# Written request:
Repeat the material in full. Keep every line exactly as it is.

(Stored data)
__________________________________________________

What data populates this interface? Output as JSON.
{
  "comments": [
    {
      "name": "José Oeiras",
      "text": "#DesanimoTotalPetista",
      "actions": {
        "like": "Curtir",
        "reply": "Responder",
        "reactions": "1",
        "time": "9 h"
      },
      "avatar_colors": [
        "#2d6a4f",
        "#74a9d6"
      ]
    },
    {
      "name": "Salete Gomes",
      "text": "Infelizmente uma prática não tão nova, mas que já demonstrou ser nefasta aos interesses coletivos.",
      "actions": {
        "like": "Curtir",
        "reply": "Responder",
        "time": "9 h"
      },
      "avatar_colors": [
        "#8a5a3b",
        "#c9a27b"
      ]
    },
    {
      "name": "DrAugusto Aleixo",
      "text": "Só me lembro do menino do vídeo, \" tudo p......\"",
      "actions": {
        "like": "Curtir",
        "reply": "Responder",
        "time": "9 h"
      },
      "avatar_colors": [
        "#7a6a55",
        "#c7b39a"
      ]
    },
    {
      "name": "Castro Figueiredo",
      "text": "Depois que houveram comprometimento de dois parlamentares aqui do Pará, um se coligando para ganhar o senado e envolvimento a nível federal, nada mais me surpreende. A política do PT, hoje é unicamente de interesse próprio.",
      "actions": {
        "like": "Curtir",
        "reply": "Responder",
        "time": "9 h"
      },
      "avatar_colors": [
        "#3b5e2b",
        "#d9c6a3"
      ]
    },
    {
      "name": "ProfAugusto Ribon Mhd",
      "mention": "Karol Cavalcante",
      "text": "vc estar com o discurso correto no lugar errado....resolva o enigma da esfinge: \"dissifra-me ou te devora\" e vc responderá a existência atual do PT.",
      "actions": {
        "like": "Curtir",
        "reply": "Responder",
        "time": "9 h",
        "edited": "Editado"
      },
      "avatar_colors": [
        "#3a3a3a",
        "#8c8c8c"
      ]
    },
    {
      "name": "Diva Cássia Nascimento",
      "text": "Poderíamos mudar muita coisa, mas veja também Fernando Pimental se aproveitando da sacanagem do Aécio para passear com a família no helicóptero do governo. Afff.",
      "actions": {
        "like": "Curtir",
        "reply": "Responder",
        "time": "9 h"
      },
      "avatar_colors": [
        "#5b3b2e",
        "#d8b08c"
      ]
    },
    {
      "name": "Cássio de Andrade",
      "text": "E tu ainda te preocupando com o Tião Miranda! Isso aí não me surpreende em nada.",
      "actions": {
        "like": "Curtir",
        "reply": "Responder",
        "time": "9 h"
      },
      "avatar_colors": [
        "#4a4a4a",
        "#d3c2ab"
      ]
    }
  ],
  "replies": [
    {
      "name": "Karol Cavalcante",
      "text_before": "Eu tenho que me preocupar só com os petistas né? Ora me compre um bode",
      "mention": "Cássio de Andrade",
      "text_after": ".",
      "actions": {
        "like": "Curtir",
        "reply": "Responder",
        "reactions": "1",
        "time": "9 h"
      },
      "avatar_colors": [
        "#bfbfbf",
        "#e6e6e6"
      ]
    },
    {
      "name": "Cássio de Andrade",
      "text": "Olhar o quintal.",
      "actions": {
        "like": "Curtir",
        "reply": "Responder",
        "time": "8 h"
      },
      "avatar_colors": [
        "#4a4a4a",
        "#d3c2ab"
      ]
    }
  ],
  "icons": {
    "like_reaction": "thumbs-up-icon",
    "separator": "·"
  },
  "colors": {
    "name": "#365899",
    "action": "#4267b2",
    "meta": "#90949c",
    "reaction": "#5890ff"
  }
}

__________________________________________________

# Task answer:
What data populates this interface? Output as JSON.
{
  "comments": [
    {
      "name": "José Oeiras",
      "text": "#DesanimoTotalPetista",
      "actions": {
        "like": "Curtir",
        "reply": "Responder",
        "reactions": "1",
        "time": "9 h"
      },
      "avatar_colors": [
        "#2d6a4f",
        "#74a9d6"
      ]
    },
    {
      "name": "Salete Gomes",
      "text": "Infelizmente uma prática não tão nova, mas que já demonstrou ser nefasta aos interesses coletivos.",
      "actions": {
        "like": "Curtir",
        "reply": "Responder",
        "time": "9 h"
      },
      "avatar_colors": [
        "#8a5a3b",
        "#c9a27b"
      ]
    },
    {
      "name": "DrAugusto Aleixo",
      "text": "Só me lembro do menino do vídeo, \" tudo p......\"",
      "actions": {
        "like": "Curtir",
        "reply": "Responder",
        "time": "9 h"
      },
      "avatar_colors": [
        "#7a6a55",
        "#c7b39a"
      ]
    },
    {
      "name": "Castro Figueiredo",
      "text": "Depois que houveram comprometimento de dois parlamentares aqui do Pará, um se coligando para ganhar o senado e envolvimento a nível federal, nada mais me surpreende. A política do PT, hoje é unicamente de interesse próprio.",
      "actions": {
        "like": "Curtir",
        "reply": "Responder",
        "time": "9 h"
      },
      "avatar_colors": [
        "#3b5e2b",
        "#d9c6a3"
      ]
    },
    {
      "name": "ProfAugusto Ribon Mhd",
      "mention": "Karol Cavalcante",
      "text": "vc estar com o discurso correto no lugar errado....resolva o enigma da esfinge: \"dissifra-me ou te devora\" e vc responderá a existência atual do PT.",
      "actions": {
        "like": "Curtir",
        "reply": "Responder",
        "time": "9 h",
        "edited": "Editado"
      },
      "avatar_colors": [
        "#3a3a3a",
        "#8c8c8c"
      ]
    },
    {
      "name": "Diva Cássia Nascimento",
      "text": "Poderíamos mudar muita coisa, mas veja também Fernando Pimental se aproveitando da sacanagem do Aécio para passear com a família no helicóptero do governo. Afff.",
      "actions": {
        "like": "Curtir",
        "reply": "Responder",
        "time": "9 h"
      },
      "avatar_colors": [
        "#5b3b2e",
        "#d8b08c"
      ]
    },
    {
      "name": "Cássio de Andrade",
      "text": "E tu ainda te preocupando com o Tião Miranda! Isso aí não me surpreende em nada.",
      "actions": {
        "like": "Curtir",
        "reply": "Responder",
        "time": "9 h"
      },
      "avatar_colors": [
        "#4a4a4a",
        "#d3c2ab"
      ]
    }
  ],
  "replies": [
    {
      "name": "Karol Cavalcante",
      "text_before": "Eu tenho que me preocupar só com os petistas né? Ora me compre um bode",
      "mention": "Cássio de Andrade",
      "text_after": ".",
      "actions": {
        "like": "Curtir",
        "reply": "Responder",
        "reactions": "1",
        "time": "9 h"
      },
      "avatar_colors": [
        "#bfbfbf",
        "#e6e6e6"
      ]
    },
    {
      "name": "Cássio de Andrade",
      "text": "Olhar o quintal.",
      "actions": {
        "like": "Curtir",
        "reply": "Responder",
        "time": "8 h"
      },
      "avatar_colors": [
        "#4a4a4a",
        "#d3c2ab"
      ]
    }
  ],
  "icons": {
    "like_reaction": "thumbs-up-icon",
    "separator": "·"
  },
  "colors": {
    "name": "#365899",
    "action": "#4267b2",
    "meta": "#90949c",
    "reaction": "#5890ff"
  }
}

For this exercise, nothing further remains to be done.